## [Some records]
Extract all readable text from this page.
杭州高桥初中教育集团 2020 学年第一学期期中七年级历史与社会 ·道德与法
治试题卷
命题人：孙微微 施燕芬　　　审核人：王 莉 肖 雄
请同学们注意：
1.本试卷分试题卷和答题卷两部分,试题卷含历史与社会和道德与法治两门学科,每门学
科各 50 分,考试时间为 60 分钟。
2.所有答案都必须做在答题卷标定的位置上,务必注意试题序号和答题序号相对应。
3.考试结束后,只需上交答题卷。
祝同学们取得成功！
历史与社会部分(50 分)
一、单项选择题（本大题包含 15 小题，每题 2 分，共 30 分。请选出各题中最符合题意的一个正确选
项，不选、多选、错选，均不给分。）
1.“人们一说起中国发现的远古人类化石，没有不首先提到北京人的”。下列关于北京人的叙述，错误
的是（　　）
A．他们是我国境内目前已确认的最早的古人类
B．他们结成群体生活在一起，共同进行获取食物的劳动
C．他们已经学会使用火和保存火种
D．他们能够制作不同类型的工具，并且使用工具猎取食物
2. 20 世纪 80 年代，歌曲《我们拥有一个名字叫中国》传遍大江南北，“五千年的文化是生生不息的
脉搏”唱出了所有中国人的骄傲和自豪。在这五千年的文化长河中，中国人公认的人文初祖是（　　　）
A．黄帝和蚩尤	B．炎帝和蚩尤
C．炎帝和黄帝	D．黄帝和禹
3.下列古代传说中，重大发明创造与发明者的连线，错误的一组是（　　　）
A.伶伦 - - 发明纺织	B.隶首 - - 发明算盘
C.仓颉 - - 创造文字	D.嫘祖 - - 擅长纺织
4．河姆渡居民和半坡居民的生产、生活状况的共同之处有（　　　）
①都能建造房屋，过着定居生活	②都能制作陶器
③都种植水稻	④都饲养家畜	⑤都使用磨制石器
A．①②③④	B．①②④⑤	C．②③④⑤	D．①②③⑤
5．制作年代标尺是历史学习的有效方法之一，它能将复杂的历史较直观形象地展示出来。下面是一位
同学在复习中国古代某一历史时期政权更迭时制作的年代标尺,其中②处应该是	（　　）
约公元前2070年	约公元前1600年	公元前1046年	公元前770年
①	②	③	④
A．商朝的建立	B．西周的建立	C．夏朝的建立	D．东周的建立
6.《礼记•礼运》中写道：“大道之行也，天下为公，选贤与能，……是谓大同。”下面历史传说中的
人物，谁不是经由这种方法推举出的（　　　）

## [Your goal]
Extract every line above exactly as it stands.

## [Expected answer]
Extract all readable text from this page.
杭州高桥初中教育集团 2020 学年第一学期期中七年级历史与社会 ·道德与法
治试题卷
命题人：孙微微 施燕芬　　　审核人：王 莉 肖 雄
请同学们注意：
1.本试卷分试题卷和答题卷两部分,试题卷含历史与社会和道德与法治两门学科,每门学
科各 50 分,考试时间为 60 分钟。
2.所有答案都必须做在答题卷标定的位置上,务必注意试题序号和答题序号相对应。
3.考试结束后,只需上交答题卷。
祝同学们取得成功！
历史与社会部分(50 分)
一、单项选择题（本大题包含 15 小题，每题 2 分，共 30 分。请选出各题中最符合题意的一个正确选
项，不选、多选、错选，均不给分。）
1.“人们一说起中国发现的远古人类化石，没有不首先提到北京人的”。下列关于北京人的叙述，错误
的是（　　）
A．他们是我国境内目前已确认的最早的古人类
B．他们结成群体生活在一起，共同进行获取食物的劳动
C．他们已经学会使用火和保存火种
D．他们能够制作不同类型的工具，并且使用工具猎取食物
2. 20 世纪 80 年代，歌曲《我们拥有一个名字叫中国》传遍大江南北，“五千年的文化是生生不息的
脉搏”唱出了所有中国人的骄傲和自豪。在这五千年的文化长河中，中国人公认的人文初祖是（　　　）
A．黄帝和蚩尤	B．炎帝和蚩尤
C．炎帝和黄帝	D．黄帝和禹
3.下列古代传说中，重大发明创造与发明者的连线，错误的一组是（　　　）
A.伶伦 - - 发明纺织	B.隶首 - - 发明算盘
C.仓颉 - - 创造文字	D.嫘祖 - - 擅长纺织
4．河姆渡居民和半坡居民的生产、生活状况的共同之处有（　　　）
①都能建造房屋，过着定居生活	②都能制作陶器
③都种植水稻	④都饲养家畜	⑤都使用磨制石器
A．①②③④	B．①②④⑤	C．②③④⑤	D．①②③⑤
5．制作年代标尺是历史学习的有效方法之一，它能将复杂的历史较直观形象地展示出来。下面是一位
同学在复习中国古代某一历史时期政权更迭时制作的年代标尺,其中②处应该是	（　　）
约公元前2070年	约公元前1600年	公元前1046年	公元前770年
①	②	③	④
A．商朝的建立	B．西周的建立	C．夏朝的建立	D．东周的建立
6.《礼记•礼运》中写道：“大道之行也，天下为公，选贤与能，……是谓大同。”下面历史传说中的
人物，谁不是经由这种方法推举出的（　　　）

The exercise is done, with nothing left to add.